_TASK STATEMENT_: Print the records below exactly as they appear.

— BEGIN —

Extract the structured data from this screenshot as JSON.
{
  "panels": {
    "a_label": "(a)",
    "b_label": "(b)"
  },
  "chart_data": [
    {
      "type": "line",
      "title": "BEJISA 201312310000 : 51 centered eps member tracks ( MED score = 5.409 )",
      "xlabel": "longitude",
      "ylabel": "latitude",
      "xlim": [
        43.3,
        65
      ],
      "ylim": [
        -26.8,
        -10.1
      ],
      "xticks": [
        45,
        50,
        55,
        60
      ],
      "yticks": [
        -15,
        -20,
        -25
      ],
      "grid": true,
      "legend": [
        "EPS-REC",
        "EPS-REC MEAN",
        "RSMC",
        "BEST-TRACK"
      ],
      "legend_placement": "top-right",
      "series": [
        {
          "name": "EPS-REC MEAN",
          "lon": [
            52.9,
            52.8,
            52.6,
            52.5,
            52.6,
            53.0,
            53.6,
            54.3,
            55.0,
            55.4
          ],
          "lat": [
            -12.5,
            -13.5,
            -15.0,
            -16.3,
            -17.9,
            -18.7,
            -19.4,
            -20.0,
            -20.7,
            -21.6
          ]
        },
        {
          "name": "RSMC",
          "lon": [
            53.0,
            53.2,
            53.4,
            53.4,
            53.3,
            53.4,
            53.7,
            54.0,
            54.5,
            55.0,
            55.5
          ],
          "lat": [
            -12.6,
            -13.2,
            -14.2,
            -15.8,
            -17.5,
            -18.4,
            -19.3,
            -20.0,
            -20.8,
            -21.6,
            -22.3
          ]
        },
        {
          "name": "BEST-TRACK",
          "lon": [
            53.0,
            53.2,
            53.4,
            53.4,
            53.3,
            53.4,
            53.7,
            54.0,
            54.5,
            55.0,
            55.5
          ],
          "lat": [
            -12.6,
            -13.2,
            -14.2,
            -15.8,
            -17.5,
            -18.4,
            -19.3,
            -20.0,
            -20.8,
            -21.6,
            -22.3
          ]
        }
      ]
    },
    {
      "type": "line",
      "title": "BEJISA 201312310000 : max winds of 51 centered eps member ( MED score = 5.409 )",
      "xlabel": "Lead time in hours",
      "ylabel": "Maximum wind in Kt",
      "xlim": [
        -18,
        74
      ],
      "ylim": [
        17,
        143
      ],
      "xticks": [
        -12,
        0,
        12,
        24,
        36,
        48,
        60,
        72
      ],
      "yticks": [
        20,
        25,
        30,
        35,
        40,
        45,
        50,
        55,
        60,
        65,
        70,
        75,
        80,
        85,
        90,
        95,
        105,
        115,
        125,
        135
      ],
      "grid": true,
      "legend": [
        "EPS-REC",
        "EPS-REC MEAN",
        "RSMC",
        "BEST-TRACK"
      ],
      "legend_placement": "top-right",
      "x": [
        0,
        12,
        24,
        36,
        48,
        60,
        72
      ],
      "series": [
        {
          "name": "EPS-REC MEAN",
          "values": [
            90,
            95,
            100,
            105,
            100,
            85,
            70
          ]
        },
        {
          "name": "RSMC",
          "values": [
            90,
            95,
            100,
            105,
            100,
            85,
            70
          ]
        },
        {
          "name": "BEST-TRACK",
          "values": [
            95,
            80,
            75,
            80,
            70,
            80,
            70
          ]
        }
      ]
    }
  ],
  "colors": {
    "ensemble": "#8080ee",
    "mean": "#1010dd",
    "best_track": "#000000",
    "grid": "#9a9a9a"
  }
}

— END —

_CORRECT RESPONSE_:
Extract the structured data from this screenshot as JSON.
{
  "panels": {
    "a_label": "(a)",
    "b_label": "(b)"
  },
  "chart_data": [
    {
      "type": "line",
      "title": "BEJISA 201312310000 : 51 centered eps member tracks ( MED score = 5.409 )",
      "xlabel": "longitude",
      "ylabel": "latitude",
      "xlim": [
        43.3,
        65
      ],
      "ylim": [
        -26.8,
        -10.1
      ],
      "xticks": [
        45,
        50,
        55,
        60
      ],
      "yticks": [
        -15,
        -20,
        -25
      ],
      "grid": true,
      "legend": [
        "EPS-REC",
        "EPS-REC MEAN",
        "RSMC",
        "BEST-TRACK"
      ],
      "legend_placement": "top-right",
      "series": [
        {
          "name": "EPS-REC MEAN",
          "lon": [
            52.9,
            52.8,
            52.6,
            52.5,
            52.6,
            53.0,
            53.6,
            54.3,
            55.0,
            55.4
          ],
          "lat": [
            -12.5,
            -13.5,
            -15.0,
            -16.3,
            -17.9,
            -18.7,
            -19.4,
            -20.0,
            -20.7,
            -21.6
          ]
        },
        {
          "name": "RSMC",
          "lon": [
            53.0,
            53.2,
            53.4,
            53.4,
            53.3,
            53.4,
            53.7,
            54.0,
            54.5,
            55.0,
            55.5
          ],
          "lat": [
            -12.6,
            -13.2,
            -14.2,
            -15.8,
            -17.5,
            -18.4,
            -19.3,
            -20.0,
            -20.8,
            -21.6,
            -22.3
          ]
        },
        {
          "name": "BEST-TRACK",
          "lon": [
            53.0,
            53.2,
            53.4,
            53.4,
            53.3,
            53.4,
            53.7,
            54.0,
            54.5,
            55.0,
            55.5
          ],
          "lat": [
            -12.6,
            -13.2,
            -14.2,
            -15.8,
            -17.5,
            -18.4,
            -19.3,
            -20.0,
            -20.8,
            -21.6,
            -22.3
          ]
        }
      ]
    },
    {
      "type": "line",
      "title": "BEJISA 201312310000 : max winds of 51 centered eps member ( MED score = 5.409 )",
      "xlabel": "Lead time in hours",
      "ylabel": "Maximum wind in Kt",
      "xlim": [
        -18,
        74
      ],
      "ylim": [
        17,
        143
      ],
      "xticks": [
        -12,
        0,
        12,
        24,
        36,
        48,
        60,
        72
      ],
      "yticks": [
        20,
        25,
        30,
        35,
        40,
        45,
        50,
        55,
        60,
        65,
        70,
        75,
        80,
        85,
        90,
        95,
        105,
        115,
        125,
        135
      ],
      "grid": true,
      "legend": [
        "EPS-REC",
        "EPS-REC MEAN",
        "RSMC",
        "BEST-TRACK"
      ],
      "legend_placement": "top-right",
      "x": [
        0,
        12,
        24,
        36,
        48,
        60,
        72
      ],
      "series": [
        {
          "name": "EPS-REC MEAN",
          "values": [
            90,
            95,
            100,
            105,
            100,
            85,
            70
          ]
        },
        {
          "name": "RSMC",
          "values": [
            90,
            95,
            100,
            105,
            100,
            85,
            70
          ]
        },
        {
          "name": "BEST-TRACK",
          "values": [
            95,
            80,
            75,
            80,
            70,
            80,
            70
          ]
        }
      ]
    }
  ],
  "colors": {
    "ensemble": "#8080ee",
    "mean": "#1010dd",
    "best_track": "#000000",
    "grid": "#9a9a9a"
  }
}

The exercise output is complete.